Look for the string "Павел" in every line, and copy each line that has it.
-- Begin --
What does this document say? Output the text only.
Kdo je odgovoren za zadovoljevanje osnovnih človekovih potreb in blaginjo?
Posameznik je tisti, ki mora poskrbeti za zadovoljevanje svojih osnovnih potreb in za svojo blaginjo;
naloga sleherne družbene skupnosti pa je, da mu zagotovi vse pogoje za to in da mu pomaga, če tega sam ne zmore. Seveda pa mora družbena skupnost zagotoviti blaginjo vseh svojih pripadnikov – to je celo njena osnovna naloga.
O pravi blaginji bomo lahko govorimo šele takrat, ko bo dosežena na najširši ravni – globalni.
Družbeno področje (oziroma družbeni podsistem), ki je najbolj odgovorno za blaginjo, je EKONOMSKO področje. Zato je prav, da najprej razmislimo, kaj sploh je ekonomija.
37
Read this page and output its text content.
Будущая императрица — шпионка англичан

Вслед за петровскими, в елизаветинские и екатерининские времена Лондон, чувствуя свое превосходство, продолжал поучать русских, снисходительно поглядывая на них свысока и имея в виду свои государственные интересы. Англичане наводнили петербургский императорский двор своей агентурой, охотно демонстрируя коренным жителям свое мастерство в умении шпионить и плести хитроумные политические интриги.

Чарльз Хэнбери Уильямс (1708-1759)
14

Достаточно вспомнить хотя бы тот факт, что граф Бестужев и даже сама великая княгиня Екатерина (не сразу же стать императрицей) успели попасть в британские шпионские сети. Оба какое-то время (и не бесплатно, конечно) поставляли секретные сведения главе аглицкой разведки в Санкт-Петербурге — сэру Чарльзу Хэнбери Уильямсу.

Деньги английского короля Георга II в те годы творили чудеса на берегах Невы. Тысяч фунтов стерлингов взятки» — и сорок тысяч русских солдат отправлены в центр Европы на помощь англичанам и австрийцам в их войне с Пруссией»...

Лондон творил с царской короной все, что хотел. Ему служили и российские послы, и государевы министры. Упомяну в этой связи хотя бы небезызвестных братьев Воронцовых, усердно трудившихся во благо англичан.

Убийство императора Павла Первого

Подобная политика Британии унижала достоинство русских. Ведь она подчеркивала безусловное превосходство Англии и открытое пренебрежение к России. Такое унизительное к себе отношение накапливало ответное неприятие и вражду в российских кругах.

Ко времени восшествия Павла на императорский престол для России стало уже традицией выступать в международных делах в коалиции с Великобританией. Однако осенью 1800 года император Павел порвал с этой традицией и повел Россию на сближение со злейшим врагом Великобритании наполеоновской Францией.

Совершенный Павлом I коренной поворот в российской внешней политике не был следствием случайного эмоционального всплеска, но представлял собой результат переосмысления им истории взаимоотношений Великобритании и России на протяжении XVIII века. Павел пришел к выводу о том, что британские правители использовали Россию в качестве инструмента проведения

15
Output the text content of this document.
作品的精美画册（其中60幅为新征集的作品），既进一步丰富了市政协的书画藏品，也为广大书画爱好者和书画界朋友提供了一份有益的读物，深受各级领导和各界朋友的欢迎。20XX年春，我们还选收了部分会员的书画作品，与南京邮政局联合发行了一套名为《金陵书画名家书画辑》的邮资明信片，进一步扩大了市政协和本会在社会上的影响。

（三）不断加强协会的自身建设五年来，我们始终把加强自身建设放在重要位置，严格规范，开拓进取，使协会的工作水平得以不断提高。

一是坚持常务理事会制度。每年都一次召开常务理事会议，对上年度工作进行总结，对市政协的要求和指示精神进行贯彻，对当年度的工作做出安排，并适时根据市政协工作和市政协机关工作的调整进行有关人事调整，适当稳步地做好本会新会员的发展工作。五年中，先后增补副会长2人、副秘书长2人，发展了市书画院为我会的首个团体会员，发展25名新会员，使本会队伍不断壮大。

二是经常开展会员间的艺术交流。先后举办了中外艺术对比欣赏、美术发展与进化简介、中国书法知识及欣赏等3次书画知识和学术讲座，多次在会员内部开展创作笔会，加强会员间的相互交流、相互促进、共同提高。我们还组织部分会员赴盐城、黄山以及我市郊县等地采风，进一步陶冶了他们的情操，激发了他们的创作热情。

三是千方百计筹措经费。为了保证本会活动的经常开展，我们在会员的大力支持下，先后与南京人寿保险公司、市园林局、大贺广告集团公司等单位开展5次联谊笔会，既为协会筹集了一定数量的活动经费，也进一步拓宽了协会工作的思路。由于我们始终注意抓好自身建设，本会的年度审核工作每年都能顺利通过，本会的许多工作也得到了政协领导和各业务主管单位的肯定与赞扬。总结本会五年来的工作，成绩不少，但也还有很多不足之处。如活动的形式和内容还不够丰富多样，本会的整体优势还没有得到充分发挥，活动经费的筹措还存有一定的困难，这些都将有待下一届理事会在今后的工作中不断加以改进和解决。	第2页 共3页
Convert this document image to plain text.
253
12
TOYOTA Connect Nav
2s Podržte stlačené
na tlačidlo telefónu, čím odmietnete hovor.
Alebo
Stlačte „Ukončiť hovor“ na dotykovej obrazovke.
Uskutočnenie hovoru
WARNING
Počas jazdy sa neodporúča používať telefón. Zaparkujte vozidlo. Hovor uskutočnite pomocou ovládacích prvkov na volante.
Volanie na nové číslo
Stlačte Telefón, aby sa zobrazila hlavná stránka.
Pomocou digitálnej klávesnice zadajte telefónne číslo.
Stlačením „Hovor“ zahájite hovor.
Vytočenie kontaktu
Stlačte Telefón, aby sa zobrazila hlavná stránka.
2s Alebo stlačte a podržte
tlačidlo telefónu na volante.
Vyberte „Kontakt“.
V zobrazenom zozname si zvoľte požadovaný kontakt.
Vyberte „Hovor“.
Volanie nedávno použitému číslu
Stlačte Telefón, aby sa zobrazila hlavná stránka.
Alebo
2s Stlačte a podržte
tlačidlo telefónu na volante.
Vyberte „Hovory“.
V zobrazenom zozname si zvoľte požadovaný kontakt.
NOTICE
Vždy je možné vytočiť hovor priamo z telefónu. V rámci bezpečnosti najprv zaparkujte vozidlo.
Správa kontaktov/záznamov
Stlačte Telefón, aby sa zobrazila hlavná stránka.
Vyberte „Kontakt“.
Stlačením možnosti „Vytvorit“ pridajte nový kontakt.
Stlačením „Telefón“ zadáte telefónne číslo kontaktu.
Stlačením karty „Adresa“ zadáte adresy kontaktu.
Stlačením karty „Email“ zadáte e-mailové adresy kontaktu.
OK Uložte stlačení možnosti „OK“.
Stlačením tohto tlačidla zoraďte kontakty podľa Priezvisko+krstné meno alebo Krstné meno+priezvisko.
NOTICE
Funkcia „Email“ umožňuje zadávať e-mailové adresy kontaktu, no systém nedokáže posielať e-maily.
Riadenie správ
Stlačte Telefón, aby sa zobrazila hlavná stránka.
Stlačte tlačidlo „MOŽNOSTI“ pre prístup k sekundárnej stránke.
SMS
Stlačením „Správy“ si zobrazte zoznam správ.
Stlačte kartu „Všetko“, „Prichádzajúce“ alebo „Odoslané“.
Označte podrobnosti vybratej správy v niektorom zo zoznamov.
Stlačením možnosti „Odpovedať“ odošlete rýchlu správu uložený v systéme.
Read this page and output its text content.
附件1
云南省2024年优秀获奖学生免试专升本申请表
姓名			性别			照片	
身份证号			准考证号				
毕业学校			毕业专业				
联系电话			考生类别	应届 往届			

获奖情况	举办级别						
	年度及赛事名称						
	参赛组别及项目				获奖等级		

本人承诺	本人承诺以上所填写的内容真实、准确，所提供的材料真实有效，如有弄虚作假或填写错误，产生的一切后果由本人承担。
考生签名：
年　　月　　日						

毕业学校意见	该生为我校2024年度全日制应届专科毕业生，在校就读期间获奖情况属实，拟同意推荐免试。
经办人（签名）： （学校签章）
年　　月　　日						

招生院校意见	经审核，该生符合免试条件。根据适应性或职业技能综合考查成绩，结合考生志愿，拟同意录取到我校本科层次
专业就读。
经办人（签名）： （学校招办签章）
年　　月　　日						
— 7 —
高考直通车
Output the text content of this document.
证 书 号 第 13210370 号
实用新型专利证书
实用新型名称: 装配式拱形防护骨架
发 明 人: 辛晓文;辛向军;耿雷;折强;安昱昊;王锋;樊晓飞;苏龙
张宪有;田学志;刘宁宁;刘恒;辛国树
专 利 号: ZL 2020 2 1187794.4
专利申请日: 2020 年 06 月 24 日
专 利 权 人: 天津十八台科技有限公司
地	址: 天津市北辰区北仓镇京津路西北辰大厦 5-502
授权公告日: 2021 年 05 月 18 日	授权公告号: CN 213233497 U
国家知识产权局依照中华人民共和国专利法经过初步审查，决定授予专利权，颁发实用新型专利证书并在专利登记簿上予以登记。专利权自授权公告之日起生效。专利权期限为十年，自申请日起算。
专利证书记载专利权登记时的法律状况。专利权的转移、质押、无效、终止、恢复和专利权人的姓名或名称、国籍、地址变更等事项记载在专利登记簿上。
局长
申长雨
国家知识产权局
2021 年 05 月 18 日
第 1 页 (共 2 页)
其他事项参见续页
-- End --
**EXERCISE OUTPUT:**
Ко времени восшествия Павла на императорский престол для России стало уже традицией выступать в международных делах в коалиции с Великобританией. Однако осенью 1800 года император Павел порвал с этой традицией и повел Россию на сближение со злейшим врагом Великобритании наполеоновской Францией.
Совершенный Павлом I коренной поворот в российской внешней политике не был следствием случайного эмоционального всплеска, но представлял собой результат переосмысления им истории взаимоотношений Великобритании и России на протяжении XVIII века. Павел пришел к выводу о том, что британские правители использовали Россию в качестве инструмента проведения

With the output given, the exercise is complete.